(WHAT YOU HAVE TO DO):
Quote the lines below exactly, from the one that holds "Extract all the data from this chart as JSON." through the final line of the records, and only those.

══════

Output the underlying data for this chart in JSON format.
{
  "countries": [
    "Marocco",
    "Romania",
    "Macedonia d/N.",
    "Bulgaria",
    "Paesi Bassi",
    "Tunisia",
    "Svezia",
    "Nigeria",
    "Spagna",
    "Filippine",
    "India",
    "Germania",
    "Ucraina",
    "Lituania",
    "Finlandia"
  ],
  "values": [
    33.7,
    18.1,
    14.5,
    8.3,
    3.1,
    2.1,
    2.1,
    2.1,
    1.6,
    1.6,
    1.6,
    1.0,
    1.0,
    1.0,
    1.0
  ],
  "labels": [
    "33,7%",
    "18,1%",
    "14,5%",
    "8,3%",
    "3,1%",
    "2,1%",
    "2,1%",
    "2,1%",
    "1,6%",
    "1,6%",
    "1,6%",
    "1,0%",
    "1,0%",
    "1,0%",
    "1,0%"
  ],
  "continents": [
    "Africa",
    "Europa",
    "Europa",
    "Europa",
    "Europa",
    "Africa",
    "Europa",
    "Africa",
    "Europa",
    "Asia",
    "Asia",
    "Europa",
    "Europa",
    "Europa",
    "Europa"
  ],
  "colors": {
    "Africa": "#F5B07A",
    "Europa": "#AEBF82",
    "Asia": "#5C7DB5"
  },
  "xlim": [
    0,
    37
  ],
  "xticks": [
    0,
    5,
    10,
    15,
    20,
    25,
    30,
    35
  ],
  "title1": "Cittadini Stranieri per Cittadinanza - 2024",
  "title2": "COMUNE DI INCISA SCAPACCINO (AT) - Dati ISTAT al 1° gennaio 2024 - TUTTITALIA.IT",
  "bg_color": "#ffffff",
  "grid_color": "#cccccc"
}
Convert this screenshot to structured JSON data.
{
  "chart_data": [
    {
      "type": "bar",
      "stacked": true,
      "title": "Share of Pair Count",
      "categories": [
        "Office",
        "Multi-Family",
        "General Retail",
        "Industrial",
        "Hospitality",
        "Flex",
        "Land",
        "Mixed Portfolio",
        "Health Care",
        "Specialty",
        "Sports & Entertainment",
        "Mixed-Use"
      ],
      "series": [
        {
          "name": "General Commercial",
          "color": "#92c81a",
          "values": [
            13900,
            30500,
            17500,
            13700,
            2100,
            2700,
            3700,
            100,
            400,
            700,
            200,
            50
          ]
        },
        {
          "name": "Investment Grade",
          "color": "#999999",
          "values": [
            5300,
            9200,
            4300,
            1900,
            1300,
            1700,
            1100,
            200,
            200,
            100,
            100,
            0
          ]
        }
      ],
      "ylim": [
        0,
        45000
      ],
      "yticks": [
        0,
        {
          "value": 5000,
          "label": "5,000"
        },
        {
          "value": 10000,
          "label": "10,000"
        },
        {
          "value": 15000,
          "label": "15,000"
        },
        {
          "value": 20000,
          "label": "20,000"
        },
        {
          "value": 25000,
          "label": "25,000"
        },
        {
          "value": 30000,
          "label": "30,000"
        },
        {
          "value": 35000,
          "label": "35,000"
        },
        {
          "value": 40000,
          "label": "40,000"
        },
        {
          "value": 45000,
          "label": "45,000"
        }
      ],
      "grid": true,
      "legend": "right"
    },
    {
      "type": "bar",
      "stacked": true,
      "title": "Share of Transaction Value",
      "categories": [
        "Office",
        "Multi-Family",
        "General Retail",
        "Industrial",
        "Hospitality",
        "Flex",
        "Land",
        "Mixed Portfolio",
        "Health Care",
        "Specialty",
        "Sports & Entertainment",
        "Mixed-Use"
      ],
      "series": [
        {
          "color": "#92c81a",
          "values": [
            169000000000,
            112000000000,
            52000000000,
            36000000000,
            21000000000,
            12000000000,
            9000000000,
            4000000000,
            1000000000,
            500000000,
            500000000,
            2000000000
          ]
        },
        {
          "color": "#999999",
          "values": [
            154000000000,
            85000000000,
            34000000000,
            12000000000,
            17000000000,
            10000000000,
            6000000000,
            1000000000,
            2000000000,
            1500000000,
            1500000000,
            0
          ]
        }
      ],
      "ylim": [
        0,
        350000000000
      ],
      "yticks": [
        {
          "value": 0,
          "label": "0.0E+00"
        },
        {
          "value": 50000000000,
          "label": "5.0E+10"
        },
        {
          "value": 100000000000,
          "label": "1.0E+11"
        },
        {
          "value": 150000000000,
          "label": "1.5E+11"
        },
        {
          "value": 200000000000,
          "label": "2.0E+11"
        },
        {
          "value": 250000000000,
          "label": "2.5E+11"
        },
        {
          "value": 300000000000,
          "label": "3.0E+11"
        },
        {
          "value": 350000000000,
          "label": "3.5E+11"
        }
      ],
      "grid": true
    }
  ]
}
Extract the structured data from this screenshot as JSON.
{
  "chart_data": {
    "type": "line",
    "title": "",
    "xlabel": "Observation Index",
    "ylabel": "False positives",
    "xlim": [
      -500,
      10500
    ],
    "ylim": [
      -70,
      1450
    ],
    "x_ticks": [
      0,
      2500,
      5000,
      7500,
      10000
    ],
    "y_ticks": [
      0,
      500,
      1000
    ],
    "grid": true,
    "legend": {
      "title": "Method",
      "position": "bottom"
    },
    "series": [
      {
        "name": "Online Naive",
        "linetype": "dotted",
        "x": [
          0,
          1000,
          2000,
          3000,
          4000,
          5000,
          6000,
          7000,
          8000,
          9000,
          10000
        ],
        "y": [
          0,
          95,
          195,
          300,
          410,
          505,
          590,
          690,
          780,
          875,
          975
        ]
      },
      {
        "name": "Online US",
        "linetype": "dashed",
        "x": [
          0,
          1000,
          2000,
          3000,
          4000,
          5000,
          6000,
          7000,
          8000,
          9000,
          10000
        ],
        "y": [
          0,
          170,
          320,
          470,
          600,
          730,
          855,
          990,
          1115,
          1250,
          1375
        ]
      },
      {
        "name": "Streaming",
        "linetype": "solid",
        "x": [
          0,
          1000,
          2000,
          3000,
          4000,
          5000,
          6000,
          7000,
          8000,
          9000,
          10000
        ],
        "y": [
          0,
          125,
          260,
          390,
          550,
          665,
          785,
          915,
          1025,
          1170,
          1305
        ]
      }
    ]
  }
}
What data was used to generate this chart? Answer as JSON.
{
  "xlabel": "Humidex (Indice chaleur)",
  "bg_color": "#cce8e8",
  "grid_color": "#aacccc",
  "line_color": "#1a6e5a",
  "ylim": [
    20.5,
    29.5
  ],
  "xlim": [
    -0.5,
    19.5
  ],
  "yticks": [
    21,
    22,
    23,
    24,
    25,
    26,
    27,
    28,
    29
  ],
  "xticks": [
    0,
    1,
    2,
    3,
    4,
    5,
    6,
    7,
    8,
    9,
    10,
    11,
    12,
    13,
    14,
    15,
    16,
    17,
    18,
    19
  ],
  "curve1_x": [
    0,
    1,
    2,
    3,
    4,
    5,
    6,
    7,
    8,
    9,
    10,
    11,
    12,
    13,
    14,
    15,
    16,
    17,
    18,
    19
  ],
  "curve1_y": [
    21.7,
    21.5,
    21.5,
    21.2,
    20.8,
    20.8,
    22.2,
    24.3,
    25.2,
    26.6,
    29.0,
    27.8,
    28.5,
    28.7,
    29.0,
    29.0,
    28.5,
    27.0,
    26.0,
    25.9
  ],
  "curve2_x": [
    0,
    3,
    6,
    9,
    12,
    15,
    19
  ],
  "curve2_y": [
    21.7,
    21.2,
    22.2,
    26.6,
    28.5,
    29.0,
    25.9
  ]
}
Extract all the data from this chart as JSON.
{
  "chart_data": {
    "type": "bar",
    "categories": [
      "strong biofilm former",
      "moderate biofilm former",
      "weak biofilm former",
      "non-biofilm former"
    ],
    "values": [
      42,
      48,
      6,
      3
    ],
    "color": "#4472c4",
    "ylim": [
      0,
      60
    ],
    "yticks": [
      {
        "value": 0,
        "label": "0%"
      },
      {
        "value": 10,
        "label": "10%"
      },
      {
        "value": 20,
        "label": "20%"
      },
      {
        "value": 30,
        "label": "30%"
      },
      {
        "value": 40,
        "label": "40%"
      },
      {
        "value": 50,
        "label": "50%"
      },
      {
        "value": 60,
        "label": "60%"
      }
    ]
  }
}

══════

(ANSWER BELOW):
Extract all the data from this chart as JSON.
{
  "chart_data": {
    "type": "bar",
    "categories": [
      "strong biofilm former",
      "moderate biofilm former",
      "weak biofilm former",
      "non-biofilm former"
    ],
    "values": [
      42,
      48,
      6,
      3
    ],
    "color": "#4472c4",
    "ylim": [
      0,
      60
    ],
    "yticks": [
      {
        "value": 0,
        "label": "0%"
      },
      {
        "value": 10,
        "label": "10%"
      },
      {
        "value": 20,
        "label": "20%"
      },
      {
        "value": 30,
        "label": "30%"
      },
      {
        "value": 40,
        "label": "40%"
      },
      {
        "value": 50,
        "label": "50%"
      },
      {
        "value": 60,
        "label": "60%"
      }
    ]
  }
}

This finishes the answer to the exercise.